Task instructions: Check each line of the listing for the word "государственной" and report how many lines contain it, giving nothing but the number.

Data supplied:
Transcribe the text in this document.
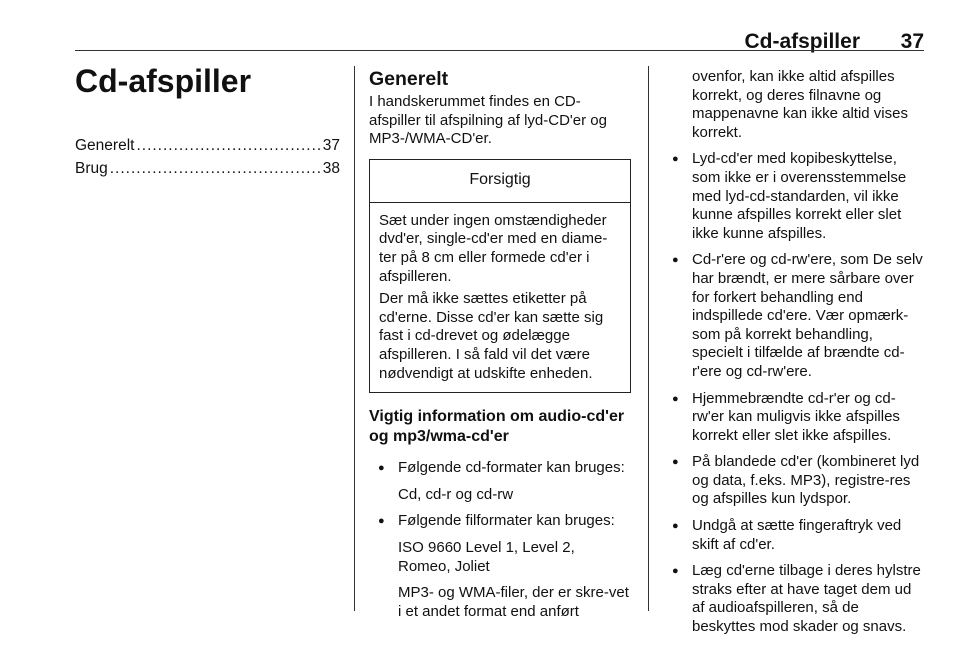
Cd-afspiller 37
Cd-afspiller
Generelt .....	37
Brug .....	38
Generelt

I handskerummet findes en CD-afspiller til afspilning af lyd-CD'er og MP3-/WMA-CD'er.

Forsigtig

Sæt under ingen omstændigheder dvd'er, single-cd'er med en diame-ter på 8 cm eller formede cd'er i afspilleren.

Der må ikke sættes etiketter på cd'erne. Disse cd'er kan sætte sig fast i cd-drevet og ødelægge afspilleren. I så fald vil det være nødvendigt at udskifte enheden.

Vigtig information om audio-cd'er og mp3/wma-cd'er

● Følgende cd-formater kan bruges:

Cd, cd-r og cd-rw

● Følgende filformater kan bruges:

ISO 9660 Level 1, Level 2, Romeo, Joliet

MP3- og WMA-filer, der er skre-vet i et andet format end anført

ovenfor, kan ikke altid afspilles korrekt, og deres filnavne og mappenavne kan ikke altid vises korrekt.

● Lyd-cd'er med kopibeskyttelse, som ikke er i overensstemmelse med lyd-cd-standarden, vil ikke kunne afspilles korrekt eller slet ikke kunne afspilles.
● Cd-r'ere og cd-rw'ere, som De selv har brændt, er mere sårbare over for forkert behandling end indspillede cd'ere. Vær opmærk-som på korrekt behandling, specielt i tilfælde af brændte cd-r'ere og cd-rw'ere.
● Hjemmebrændte cd-r'er og cd-rw'er kan muligvis ikke afspilles korrekt eller slet ikke afspilles.
● På blandede cd'er (kombineret lyd og data, f.eks. MP3), registre-res og afspilles kun lydspor.
● Undgå at sætte fingeraftryk ved skift af cd'er.
● Læg cd'erne tilbage i deres hylstre straks efter at have taget dem ud af audioafspilleren, så de beskyttes mod skader og snavs.
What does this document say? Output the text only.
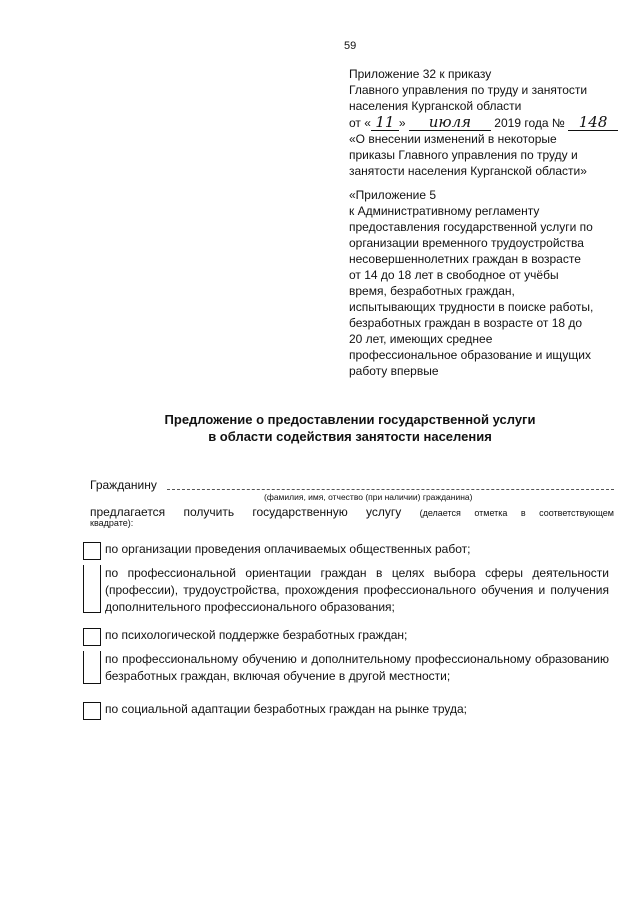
59
Приложение 32 к приказу
Главного управления по труду и занятости
населения Курганской области
от « 11 » июля 2019 года № 148
«О внесении изменений в некоторые
приказы Главного управления по труду и
занятости населения Курганской области»
«Приложение 5
к Административному регламенту
предоставления государственной услуги по
организации временного трудоустройства
несовершеннолетних граждан в возрасте
от 14 до 18 лет в свободное от учёбы
время, безработных граждан,
испытывающих трудности в поиске работы,
безработных граждан в возрасте от 18 до
20 лет, имеющих среднее
профессиональное образование и ищущих
работу впервые
Предложение о предоставлении государственной услуги
в области содействия занятости населения
Гражданину
(фамилия, имя, отчество (при наличии) гражданина)
предлагается получить государственную услугу (делается отметка в соответствующем
квадрате):
по организации проведения оплачиваемых общественных работ;
по профессиональной ориентации граждан в целях выбора сферы деятельности (профессии), трудоустройства, прохождения профессионального обучения и получения дополнительного профессионального образования;
по психологической поддержке безработных граждан;
по профессиональному обучению и дополнительному профессиональному образованию безработных граждан, включая обучение в другой местности;
по социальной адаптации безработных граждан на рынке труда;
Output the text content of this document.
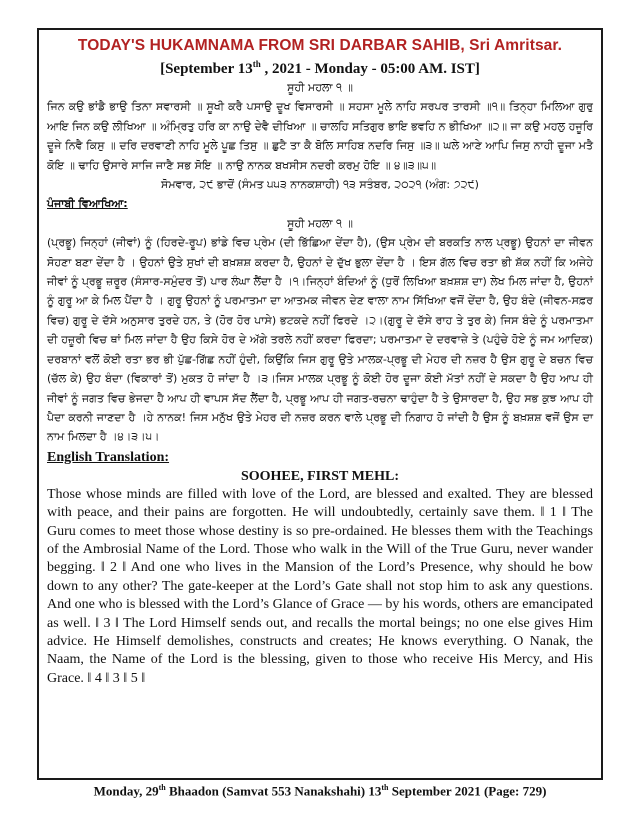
TODAY'S HUKAMNAMA FROM SRI DARBAR SAHIB, Sri Amritsar.
[September 13th , 2021 - Monday - 05:00 AM. IST]
ਸੂਹੀ ਮਹਲਾ ੧ ॥
ਜਿਨ ਕਉ ਭਾਂਡੈ ਭਾਉ ਤਿਨਾ ਸਵਾਰਸੀ ॥ ਸੂਖੀ ਕਰੈ ਪਸਾਉ ਦੂਖ ਵਿਸਾਰਸੀ ॥ ਸਹਸਾ ਮੂਲੇ ਨਾਹਿ ਸਰਪਰ ਤਾਰਸੀ ॥੧॥ ਤਿਨ੍ਹਾ ਮਿਲਿਆ ਗੁਰੁ ਆਇ ਜਿਨ ਕਉ ਲੀਖਿਆ ॥ ਅੰਮ੍ਰਿਤੁ ਹਰਿ ਕਾ ਨਾਉ ਦੇਵੈ ਦੀਖਿਆ ॥ ਚਾਲਹਿ ਸਤਿਗੁਰ ਭਾਇ ਭਵਹਿ ਨ ਭੀਖਿਆ ॥੨॥ ਜਾ ਕਉ ਮਹਲੁ ਹਜੂਰਿ ਦੂਜੇ ਨਿਵੈ ਕਿਸੁ ॥ ਦਰਿ ਦਰਵਾਣੀ ਨਾਹਿ ਮੂਲੇ ਪੂਛ ਤਿਸੁ ॥ ਛੁਟੈ ਤਾ ਕੈ ਬੋਲਿ ਸਾਹਿਬ ਨਦਰਿ ਜਿਸੁ ॥੩॥ ਘਲੇ ਆਣੇ ਆਪਿ ਜਿਸੁ ਨਾਹੀ ਦੂਜਾ ਮਤੈ ਕੋਇ ॥ ਢਾਹਿ ਉਸਾਰੇ ਸਾਜਿ ਜਾਣੈ ਸਭ ਸੋਇ ॥ ਨਾਉ ਨਾਨਕ ਬਖਸੀਸ ਨਦਰੀ ਕਰਮੁ ਹੋਇ ॥ ੪॥੩॥੫॥
ਸੋਮਵਾਰ, ੨੯ ਭਾਦੋਂ (ਸੰਮਤ ੫੫੩ ਨਾਨਕਸ਼ਾਹੀ) ੧੩ ਸਤੰਬਰ, ੨੦੨੧ (ਅੰਗ: ੭੨੯)
ਪੰਜਾਬੀ ਵਿਆਖਿਆ:
ਸੂਹੀ ਮਹਲਾ ੧ ॥
(ਪ੍ਰਭੂ) ਜਿਨ੍ਹਾਂ (ਜੀਵਾਂ) ਨੂੰ (ਹਿਰਦੇ-ਰੂਪ) ਭਾਂਡੇ ਵਿਚ ਪ੍ਰੇਮ (ਦੀ ਭਿੱਛਿਆ ਦੇਂਦਾ ਹੈ), (ਉਸ ਪ੍ਰੇਮ ਦੀ ਬਰਕਤਿ ਨਾਲ ਪ੍ਰਭੂ) ਉਹਨਾਂ ਦਾ ਜੀਵਨ ਸੋਹਣਾ ਬਣਾ ਦੇਂਦਾ ਹੈ । ਉਹਨਾਂ ਉਤੇ ਸੁਖਾਂ ਦੀ ਬਖ਼ਸ਼ਸ਼ ਕਰਦਾ ਹੈ, ਉਹਨਾਂ ਦੇ ਦੁੱਖ ਭੁਲਾ ਦੇਂਦਾ ਹੈ । ਇਸ ਗੱਲ ਵਿਚ ਰਤਾ ਭੀ ਸ਼ੱਕ ਨਹੀਂ ਕਿ ਅਜੇਹੇ ਜੀਵਾਂ ਨੂੰ ਪ੍ਰਭੂ ਜ਼ਰੂਰ (ਸੰਸਾਰ-ਸਮੁੰਦਰ ਤੋਂ) ਪਾਰ ਲੰਘਾ ਲੈਂਦਾ ਹੈ ।੧।ਜਿਨ੍ਹਾਂ ਬੰਦਿਆਂ ਨੂੰ (ਧੁਰੋਂ ਲਿਖਿਆ ਬਖ਼ਸ਼ਸ਼ ਦਾ) ਲੇਖ ਮਿਲ ਜਾਂਦਾ ਹੈ, ਉਹਨਾਂ ਨੂੰ ਗੁਰੂ ਆ ਕੇ ਮਿਲ ਪੈਂਦਾ ਹੈ । ਗੁਰੂ ਉਹਨਾਂ ਨੂੰ ਪਰਮਾਤਮਾ ਦਾ ਆਤਮਕ ਜੀਵਨ ਦੇਣ ਵਾਲਾ ਨਾਮ ਸਿੱਖਿਆ ਵਜੋਂ ਦੇਂਦਾ ਹੈ, ਉਹ ਬੰਦੇ (ਜੀਵਨ-ਸਫ਼ਰ ਵਿਚ) ਗੁਰੂ ਦੇ ਦੱਸੇ ਅਨੁਸਾਰ ਤੁਰਦੇ ਹਨ, ਤੇ (ਹੋਰ ਹੋਰ ਪਾਸੇ) ਭਟਕਦੇ ਨਹੀਂ ਫਿਰਦੇ ।੨।(ਗੁਰੂ ਦੇ ਦੱਸੇ ਰਾਹ ਤੇ ਤੁਰ ਕੇ) ਜਿਸ ਬੰਦੇ ਨੂੰ ਪਰਮਾਤਮਾ ਦੀ ਹਜ਼ੂਰੀ ਵਿਚ ਥਾਂ ਮਿਲ ਜਾਂਦਾ ਹੈ ਉਹ ਕਿਸੇ ਹੋਰ ਦੇ ਅੱਗੇ ਤਰਲੇ ਨਹੀਂ ਕਰਦਾ ਫਿਰਦਾ; ਪਰਮਾਤਮਾ ਦੇ ਦਰਵਾਜ਼ੇ ਤੇ (ਪਹੁੰਚੇ ਹੋਏ ਨੂੰ ਜਮ ਆਦਿਕ) ਦਰਬਾਨਾਂ ਵਲੋਂ ਕੋਈ ਰਤਾ ਭਰ ਭੀ ਪੁੱਛ-ਗਿੱਛ ਨਹੀਂ ਹੁੰਦੀ, ਕਿਉਂਕਿ ਜਿਸ ਗੁਰੂ ਉਤੇ ਮਾਲਕ-ਪ੍ਰਭੂ ਦੀ ਮੇਹਰ ਦੀ ਨਜ਼ਰ ਹੈ ਉਸ ਗੁਰੂ ਦੇ ਬਚਨ ਵਿਚ (ਚੱਲ ਕੇ) ਉਹ ਬੰਦਾ (ਵਿਕਾਰਾਂ ਤੋਂ) ਮੁਕਤ ਹੋ ਜਾਂਦਾ ਹੈ ।੩।ਜਿਸ ਮਾਲਕ ਪ੍ਰਭੂ ਨੂੰ ਕੋਈ ਹੋਰ ਦੂਜਾ ਕੋਈ ਮੱਤਾਂ ਨਹੀਂ ਦੇ ਸਕਦਾ ਹੈ ਉਹ ਆਪ ਹੀ ਜੀਵਾਂ ਨੂੰ ਜਗਤ ਵਿਚ ਭੇਜਦਾ ਹੈ ਆਪ ਹੀ ਵਾਪਸ ਸੱਦ ਲੈਂਦਾ ਹੈ, ਪ੍ਰਭੂ ਆਪ ਹੀ ਜਗਤ-ਰਚਨਾ ਢਾਹੁੰਦਾ ਹੈ ਤੇ ਉਸਾਰਦਾ ਹੈ, ਉਹ ਸਭ ਕੁਝ ਆਪ ਹੀ ਪੈਦਾ ਕਰਨੀ ਜਾਣਦਾ ਹੈ ।ਹੇ ਨਾਨਕ! ਜਿਸ ਮਨੁੱਖ ਉਤੇ ਮੇਹਰ ਦੀ ਨਜ਼ਰ ਕਰਨ ਵਾਲੇ ਪ੍ਰਭੂ ਦੀ ਨਿਗਾਹ ਹੋ ਜਾਂਦੀ ਹੈ ਉਸ ਨੂੰ ਬਖ਼ਸ਼ਸ਼ ਵਜੋਂ ਉਸ ਦਾ ਨਾਮ ਮਿਲਦਾ ਹੈ ।੪।੩।੫।
English Translation:
SOOHEE, FIRST MEHL:
Those whose minds are filled with love of the Lord, are blessed and exalted. They are blessed with peace, and their pains are forgotten. He will undoubtedly, certainly save them. ‖ 1 ‖ The Guru comes to meet those whose destiny is so pre-ordained. He blesses them with the Teachings of the Ambrosial Name of the Lord. Those who walk in the Will of the True Guru, never wander begging. ‖ 2 ‖ And one who lives in the Mansion of the Lord’s Presence, why should he bow down to any other? The gate-keeper at the Lord’s Gate shall not stop him to ask any questions. And one who is blessed with the Lord’s Glance of Grace — by his words, others are emancipated as well. ‖ 3 ‖ The Lord Himself sends out, and recalls the mortal beings; no one else gives Him advice. He Himself demolishes, constructs and creates; He knows everything. O Nanak, the Naam, the Name of the Lord is the blessing, given to those who receive His Mercy, and His Grace. ‖ 4 ‖ 3 ‖ 5 ‖
Monday, 29th Bhaadon (Samvat 553 Nanakshahi) 13th September 2021 (Page: 729)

Solved exercise: 2